Stored data entries.
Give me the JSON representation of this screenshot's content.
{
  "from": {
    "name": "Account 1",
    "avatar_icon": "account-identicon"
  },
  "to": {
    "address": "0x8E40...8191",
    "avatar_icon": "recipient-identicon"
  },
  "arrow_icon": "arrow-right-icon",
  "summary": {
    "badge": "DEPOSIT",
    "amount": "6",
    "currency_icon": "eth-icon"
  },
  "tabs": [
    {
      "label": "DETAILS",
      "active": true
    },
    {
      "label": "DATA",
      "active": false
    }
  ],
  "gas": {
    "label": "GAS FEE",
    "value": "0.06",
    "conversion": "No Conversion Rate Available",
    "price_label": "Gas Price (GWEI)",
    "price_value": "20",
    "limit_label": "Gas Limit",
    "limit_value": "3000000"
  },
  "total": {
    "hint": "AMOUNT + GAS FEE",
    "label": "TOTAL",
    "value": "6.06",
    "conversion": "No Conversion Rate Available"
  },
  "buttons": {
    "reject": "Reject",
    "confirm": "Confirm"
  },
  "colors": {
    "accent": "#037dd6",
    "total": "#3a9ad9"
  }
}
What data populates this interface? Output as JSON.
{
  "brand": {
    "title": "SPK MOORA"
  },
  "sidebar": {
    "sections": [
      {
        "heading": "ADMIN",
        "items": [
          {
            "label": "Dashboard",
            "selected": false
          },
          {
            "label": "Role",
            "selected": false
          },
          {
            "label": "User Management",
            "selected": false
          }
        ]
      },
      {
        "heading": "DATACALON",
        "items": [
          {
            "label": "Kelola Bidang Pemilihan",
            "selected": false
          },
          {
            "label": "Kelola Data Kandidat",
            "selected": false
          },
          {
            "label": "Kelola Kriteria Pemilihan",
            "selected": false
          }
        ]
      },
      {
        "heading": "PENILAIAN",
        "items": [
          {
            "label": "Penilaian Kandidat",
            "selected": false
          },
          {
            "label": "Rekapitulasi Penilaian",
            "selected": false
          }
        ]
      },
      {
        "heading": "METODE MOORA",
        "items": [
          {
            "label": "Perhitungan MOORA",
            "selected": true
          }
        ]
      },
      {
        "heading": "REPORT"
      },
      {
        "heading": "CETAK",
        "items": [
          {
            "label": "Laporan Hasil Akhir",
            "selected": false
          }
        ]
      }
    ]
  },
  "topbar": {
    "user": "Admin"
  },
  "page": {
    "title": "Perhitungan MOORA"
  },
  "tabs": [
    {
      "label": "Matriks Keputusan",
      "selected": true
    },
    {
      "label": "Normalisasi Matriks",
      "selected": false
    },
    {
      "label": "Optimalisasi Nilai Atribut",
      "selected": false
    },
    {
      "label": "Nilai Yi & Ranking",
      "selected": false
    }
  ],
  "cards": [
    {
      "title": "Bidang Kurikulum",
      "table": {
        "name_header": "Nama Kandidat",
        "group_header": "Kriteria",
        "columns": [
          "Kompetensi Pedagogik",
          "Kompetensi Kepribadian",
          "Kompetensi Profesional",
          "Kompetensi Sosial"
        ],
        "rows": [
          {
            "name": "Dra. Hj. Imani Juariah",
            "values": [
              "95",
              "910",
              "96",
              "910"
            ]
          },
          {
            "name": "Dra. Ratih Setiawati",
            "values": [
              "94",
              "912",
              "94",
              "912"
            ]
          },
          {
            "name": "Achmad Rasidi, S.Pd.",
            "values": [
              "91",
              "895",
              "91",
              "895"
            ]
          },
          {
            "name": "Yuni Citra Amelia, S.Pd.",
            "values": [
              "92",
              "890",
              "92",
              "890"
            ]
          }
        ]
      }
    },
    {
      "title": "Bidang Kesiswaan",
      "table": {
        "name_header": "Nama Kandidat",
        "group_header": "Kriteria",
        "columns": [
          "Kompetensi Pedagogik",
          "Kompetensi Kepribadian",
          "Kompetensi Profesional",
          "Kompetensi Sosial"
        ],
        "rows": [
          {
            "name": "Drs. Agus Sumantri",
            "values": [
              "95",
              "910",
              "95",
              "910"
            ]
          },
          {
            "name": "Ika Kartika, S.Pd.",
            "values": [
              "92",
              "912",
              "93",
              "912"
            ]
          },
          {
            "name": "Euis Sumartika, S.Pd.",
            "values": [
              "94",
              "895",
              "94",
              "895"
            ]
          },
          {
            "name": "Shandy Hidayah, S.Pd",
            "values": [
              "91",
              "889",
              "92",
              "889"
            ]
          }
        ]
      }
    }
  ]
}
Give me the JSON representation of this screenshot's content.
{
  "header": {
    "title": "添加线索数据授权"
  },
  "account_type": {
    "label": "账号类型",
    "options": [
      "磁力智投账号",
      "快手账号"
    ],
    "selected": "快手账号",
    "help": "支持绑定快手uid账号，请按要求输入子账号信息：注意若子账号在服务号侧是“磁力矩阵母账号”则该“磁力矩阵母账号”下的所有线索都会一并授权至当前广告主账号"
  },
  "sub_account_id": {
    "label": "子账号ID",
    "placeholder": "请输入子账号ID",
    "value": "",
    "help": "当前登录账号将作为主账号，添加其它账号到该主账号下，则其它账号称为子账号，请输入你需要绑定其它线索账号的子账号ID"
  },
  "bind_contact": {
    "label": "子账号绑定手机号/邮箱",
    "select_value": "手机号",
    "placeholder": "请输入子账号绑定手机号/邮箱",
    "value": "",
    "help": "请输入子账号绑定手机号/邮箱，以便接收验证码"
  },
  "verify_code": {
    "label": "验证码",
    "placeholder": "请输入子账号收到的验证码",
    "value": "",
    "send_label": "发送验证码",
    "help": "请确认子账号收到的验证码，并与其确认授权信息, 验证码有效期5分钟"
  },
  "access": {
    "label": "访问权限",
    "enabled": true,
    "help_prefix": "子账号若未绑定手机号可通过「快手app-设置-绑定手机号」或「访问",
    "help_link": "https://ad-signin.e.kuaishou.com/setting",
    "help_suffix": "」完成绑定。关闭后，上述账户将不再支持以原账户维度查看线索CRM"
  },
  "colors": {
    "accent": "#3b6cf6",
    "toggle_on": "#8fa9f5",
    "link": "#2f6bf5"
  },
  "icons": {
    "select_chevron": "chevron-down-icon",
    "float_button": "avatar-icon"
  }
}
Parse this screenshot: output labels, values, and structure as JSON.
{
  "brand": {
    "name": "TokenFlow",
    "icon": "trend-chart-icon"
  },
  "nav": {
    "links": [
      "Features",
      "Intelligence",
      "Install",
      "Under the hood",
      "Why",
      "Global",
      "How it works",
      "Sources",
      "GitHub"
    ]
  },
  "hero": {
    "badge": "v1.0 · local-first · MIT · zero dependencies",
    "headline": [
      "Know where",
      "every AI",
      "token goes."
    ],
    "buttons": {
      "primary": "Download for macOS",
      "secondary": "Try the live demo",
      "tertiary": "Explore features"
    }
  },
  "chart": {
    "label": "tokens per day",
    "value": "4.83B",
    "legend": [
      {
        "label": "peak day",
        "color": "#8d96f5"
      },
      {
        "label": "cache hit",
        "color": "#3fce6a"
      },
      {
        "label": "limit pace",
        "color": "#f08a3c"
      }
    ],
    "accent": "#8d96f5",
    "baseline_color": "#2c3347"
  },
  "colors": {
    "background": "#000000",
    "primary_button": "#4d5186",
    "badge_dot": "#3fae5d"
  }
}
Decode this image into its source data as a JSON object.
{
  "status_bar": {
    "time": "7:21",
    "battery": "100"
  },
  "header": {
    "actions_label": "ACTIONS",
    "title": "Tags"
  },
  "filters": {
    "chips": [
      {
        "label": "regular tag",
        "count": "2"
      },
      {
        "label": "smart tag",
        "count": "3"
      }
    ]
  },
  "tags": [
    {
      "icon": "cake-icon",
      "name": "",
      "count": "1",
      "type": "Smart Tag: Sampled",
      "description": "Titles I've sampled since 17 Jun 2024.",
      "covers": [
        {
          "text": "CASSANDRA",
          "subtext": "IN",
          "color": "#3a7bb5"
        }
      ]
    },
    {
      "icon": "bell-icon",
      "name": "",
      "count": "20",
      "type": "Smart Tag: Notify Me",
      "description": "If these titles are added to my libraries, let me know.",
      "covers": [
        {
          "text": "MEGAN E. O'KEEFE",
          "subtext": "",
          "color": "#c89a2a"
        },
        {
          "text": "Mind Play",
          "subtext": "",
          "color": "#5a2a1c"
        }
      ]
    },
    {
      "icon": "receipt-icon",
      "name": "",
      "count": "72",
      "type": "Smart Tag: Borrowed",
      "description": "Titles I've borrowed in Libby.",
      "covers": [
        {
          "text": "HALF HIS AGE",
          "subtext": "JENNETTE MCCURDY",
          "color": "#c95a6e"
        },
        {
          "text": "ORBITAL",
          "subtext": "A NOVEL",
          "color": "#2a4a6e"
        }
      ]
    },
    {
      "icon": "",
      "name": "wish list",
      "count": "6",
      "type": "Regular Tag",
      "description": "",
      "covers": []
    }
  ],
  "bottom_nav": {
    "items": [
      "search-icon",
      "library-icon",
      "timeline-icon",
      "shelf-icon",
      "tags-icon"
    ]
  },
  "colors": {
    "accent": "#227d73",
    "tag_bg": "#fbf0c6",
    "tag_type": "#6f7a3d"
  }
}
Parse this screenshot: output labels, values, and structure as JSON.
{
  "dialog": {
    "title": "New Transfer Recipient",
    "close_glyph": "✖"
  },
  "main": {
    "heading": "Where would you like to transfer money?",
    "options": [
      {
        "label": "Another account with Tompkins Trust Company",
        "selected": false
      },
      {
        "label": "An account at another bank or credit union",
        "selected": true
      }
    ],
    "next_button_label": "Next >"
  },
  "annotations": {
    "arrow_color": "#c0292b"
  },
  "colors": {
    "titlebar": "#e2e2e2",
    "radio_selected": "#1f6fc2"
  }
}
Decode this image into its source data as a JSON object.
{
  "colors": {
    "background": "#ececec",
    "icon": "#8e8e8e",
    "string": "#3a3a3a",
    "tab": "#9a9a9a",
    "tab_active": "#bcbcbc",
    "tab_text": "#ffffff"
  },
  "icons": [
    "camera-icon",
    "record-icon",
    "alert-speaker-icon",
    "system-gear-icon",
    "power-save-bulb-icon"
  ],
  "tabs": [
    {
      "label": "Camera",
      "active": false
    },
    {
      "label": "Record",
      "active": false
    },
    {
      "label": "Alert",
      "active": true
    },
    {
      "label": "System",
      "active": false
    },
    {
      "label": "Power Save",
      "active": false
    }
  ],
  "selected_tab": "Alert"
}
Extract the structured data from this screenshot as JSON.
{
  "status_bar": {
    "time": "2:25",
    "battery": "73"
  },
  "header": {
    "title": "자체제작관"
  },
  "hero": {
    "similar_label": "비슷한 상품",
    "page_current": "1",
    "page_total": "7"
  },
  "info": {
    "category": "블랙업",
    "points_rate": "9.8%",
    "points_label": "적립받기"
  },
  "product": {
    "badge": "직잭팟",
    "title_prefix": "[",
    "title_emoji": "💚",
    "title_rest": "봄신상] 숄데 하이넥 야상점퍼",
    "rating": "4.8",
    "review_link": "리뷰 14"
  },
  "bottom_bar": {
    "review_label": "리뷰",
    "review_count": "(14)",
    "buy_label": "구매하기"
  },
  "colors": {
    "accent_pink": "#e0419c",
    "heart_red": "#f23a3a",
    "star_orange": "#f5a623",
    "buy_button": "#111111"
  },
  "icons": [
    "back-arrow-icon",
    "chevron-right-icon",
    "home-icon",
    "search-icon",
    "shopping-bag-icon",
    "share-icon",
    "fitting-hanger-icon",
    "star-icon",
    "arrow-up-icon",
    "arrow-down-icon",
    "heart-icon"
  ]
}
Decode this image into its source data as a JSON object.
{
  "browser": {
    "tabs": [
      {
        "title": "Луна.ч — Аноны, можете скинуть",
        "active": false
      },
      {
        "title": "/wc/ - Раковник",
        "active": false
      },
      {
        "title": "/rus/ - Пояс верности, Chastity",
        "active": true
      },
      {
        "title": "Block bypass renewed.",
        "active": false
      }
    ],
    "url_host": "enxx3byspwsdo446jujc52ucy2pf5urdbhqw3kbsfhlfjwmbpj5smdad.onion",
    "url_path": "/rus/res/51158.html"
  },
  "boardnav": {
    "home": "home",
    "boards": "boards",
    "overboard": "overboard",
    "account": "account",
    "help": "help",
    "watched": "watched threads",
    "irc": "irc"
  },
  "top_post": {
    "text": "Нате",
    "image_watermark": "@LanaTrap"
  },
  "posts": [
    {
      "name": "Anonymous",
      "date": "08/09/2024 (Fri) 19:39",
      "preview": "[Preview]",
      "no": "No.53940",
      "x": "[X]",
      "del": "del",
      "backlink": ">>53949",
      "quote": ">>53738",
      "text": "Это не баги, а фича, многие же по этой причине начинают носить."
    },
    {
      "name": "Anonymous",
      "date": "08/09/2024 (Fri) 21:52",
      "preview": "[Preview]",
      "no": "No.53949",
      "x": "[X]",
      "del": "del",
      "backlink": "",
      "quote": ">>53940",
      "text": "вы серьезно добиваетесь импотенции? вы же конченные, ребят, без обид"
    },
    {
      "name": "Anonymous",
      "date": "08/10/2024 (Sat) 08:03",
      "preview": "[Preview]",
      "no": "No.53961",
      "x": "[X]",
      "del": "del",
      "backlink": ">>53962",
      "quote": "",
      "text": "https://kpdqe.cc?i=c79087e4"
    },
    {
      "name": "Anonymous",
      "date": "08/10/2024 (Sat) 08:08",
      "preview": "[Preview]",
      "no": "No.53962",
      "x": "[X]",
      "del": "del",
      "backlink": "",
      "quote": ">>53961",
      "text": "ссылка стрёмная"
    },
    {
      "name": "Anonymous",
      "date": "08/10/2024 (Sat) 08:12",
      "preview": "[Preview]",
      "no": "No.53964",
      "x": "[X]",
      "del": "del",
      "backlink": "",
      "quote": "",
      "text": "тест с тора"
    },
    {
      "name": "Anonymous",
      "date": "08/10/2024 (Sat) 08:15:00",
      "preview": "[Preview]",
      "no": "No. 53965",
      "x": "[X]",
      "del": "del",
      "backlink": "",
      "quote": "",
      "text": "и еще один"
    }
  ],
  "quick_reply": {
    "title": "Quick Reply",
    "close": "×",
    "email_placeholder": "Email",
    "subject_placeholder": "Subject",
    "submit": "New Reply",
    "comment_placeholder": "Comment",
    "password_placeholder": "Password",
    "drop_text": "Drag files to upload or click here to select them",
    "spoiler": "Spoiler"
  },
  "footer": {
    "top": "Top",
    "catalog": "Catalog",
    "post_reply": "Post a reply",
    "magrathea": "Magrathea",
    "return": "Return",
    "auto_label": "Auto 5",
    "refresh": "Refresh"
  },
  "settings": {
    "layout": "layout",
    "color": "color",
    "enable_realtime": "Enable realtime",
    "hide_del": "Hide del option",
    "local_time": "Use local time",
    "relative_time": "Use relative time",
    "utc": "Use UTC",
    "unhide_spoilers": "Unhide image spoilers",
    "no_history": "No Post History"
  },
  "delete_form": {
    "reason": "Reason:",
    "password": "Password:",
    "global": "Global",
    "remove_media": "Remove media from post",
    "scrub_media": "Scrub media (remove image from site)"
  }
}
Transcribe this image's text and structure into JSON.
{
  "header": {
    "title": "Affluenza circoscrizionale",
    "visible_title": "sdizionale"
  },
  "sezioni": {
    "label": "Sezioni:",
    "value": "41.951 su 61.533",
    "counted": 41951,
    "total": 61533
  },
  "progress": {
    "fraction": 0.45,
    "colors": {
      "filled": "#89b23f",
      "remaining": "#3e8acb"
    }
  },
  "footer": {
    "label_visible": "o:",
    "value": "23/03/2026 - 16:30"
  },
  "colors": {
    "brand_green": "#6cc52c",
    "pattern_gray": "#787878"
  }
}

What needs to be done. Look above for the line that holds "Transcribe this image's", then copy it and each line after it exactly, through the last line of the data.

Task answer.
Transcribe this image's text and structure into JSON.
{
  "header": {
    "title": "Affluenza circoscrizionale",
    "visible_title": "sdizionale"
  },
  "sezioni": {
    "label": "Sezioni:",
    "value": "41.951 su 61.533",
    "counted": 41951,
    "total": 61533
  },
  "progress": {
    "fraction": 0.45,
    "colors": {
      "filled": "#89b23f",
      "remaining": "#3e8acb"
    }
  },
  "footer": {
    "label_visible": "o:",
    "value": "23/03/2026 - 16:30"
  },
  "colors": {
    "brand_green": "#6cc52c",
    "pattern_gray": "#787878"
  }
}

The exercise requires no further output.